TASK PROMPT.
Pictures in the data below are not part of the copy; transcribe everything else exactly.

INPUT FOR THIS TASK.
⁂
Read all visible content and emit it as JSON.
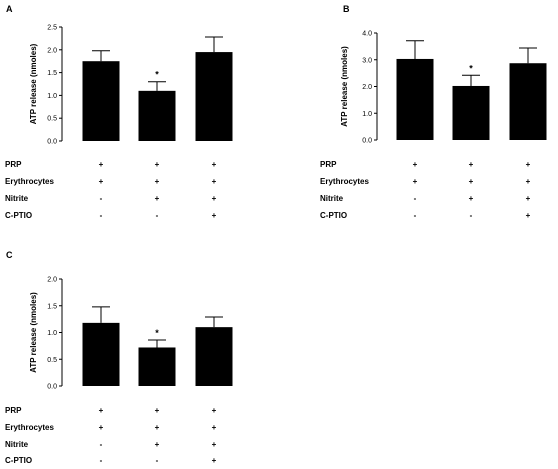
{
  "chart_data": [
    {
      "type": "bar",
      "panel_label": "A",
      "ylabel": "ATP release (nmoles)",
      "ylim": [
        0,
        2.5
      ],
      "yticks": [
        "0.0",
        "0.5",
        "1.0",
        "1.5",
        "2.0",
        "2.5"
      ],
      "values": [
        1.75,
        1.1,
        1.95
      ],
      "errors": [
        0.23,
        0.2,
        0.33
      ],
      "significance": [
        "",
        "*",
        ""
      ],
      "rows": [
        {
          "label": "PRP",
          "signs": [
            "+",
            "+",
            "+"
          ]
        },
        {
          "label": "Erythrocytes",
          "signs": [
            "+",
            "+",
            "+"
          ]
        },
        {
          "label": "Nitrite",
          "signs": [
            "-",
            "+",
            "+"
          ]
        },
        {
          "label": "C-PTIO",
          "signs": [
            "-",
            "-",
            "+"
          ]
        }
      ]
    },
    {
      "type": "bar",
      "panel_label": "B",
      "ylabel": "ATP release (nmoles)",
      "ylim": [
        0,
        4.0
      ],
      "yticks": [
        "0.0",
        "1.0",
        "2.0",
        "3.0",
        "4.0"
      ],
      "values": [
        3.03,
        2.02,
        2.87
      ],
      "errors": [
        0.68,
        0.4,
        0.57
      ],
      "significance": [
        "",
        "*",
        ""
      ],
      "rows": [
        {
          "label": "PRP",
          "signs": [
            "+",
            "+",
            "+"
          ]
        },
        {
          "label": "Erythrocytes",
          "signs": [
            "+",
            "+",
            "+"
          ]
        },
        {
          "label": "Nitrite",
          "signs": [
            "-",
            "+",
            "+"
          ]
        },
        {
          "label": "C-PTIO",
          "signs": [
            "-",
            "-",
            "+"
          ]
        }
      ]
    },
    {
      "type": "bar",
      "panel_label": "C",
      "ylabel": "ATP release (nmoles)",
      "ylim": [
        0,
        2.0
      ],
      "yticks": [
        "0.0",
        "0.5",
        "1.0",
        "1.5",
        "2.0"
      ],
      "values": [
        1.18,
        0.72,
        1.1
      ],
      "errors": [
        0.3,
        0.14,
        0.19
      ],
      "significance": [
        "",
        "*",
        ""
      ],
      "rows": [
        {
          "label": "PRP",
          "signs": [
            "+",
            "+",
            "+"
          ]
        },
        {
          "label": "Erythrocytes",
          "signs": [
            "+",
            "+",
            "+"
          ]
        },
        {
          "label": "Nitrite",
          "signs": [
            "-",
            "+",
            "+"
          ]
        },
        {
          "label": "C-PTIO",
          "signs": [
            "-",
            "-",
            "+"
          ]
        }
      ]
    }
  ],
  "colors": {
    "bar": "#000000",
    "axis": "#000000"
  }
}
⁂
CORRECT OUTPUT.
Read all visible content and emit it as JSON.
{
  "chart_data": [
    {
      "type": "bar",
      "panel_label": "A",
      "ylabel": "ATP release (nmoles)",
      "ylim": [
        0,
        2.5
      ],
      "yticks": [
        "0.0",
        "0.5",
        "1.0",
        "1.5",
        "2.0",
        "2.5"
      ],
      "values": [
        1.75,
        1.1,
        1.95
      ],
      "errors": [
        0.23,
        0.2,
        0.33
      ],
      "significance": [
        "",
        "*",
        ""
      ],
      "rows": [
        {
          "label": "PRP",
          "signs": [
            "+",
            "+",
            "+"
          ]
        },
        {
          "label": "Erythrocytes",
          "signs": [
            "+",
            "+",
            "+"
          ]
        },
        {
          "label": "Nitrite",
          "signs": [
            "-",
            "+",
            "+"
          ]
        },
        {
          "label": "C-PTIO",
          "signs": [
            "-",
            "-",
            "+"
          ]
        }
      ]
    },
    {
      "type": "bar",
      "panel_label": "B",
      "ylabel": "ATP release (nmoles)",
      "ylim": [
        0,
        4.0
      ],
      "yticks": [
        "0.0",
        "1.0",
        "2.0",
        "3.0",
        "4.0"
      ],
      "values": [
        3.03,
        2.02,
        2.87
      ],
      "errors": [
        0.68,
        0.4,
        0.57
      ],
      "significance": [
        "",
        "*",
        ""
      ],
      "rows": [
        {
          "label": "PRP",
          "signs": [
            "+",
            "+",
            "+"
          ]
        },
        {
          "label": "Erythrocytes",
          "signs": [
            "+",
            "+",
            "+"
          ]
        },
        {
          "label": "Nitrite",
          "signs": [
            "-",
            "+",
            "+"
          ]
        },
        {
          "label": "C-PTIO",
          "signs": [
            "-",
            "-",
            "+"
          ]
        }
      ]
    },
    {
      "type": "bar",
      "panel_label": "C",
      "ylabel": "ATP release (nmoles)",
      "ylim": [
        0,
        2.0
      ],
      "yticks": [
        "0.0",
        "0.5",
        "1.0",
        "1.5",
        "2.0"
      ],
      "values": [
        1.18,
        0.72,
        1.1
      ],
      "errors": [
        0.3,
        0.14,
        0.19
      ],
      "significance": [
        "",
        "*",
        ""
      ],
      "rows": [
        {
          "label": "PRP",
          "signs": [
            "+",
            "+",
            "+"
          ]
        },
        {
          "label": "Erythrocytes",
          "signs": [
            "+",
            "+",
            "+"
          ]
        },
        {
          "label": "Nitrite",
          "signs": [
            "-",
            "+",
            "+"
          ]
        },
        {
          "label": "C-PTIO",
          "signs": [
            "-",
            "-",
            "+"
          ]
        }
      ]
    }
  ],
  "colors": {
    "bar": "#000000",
    "axis": "#000000"
  }
}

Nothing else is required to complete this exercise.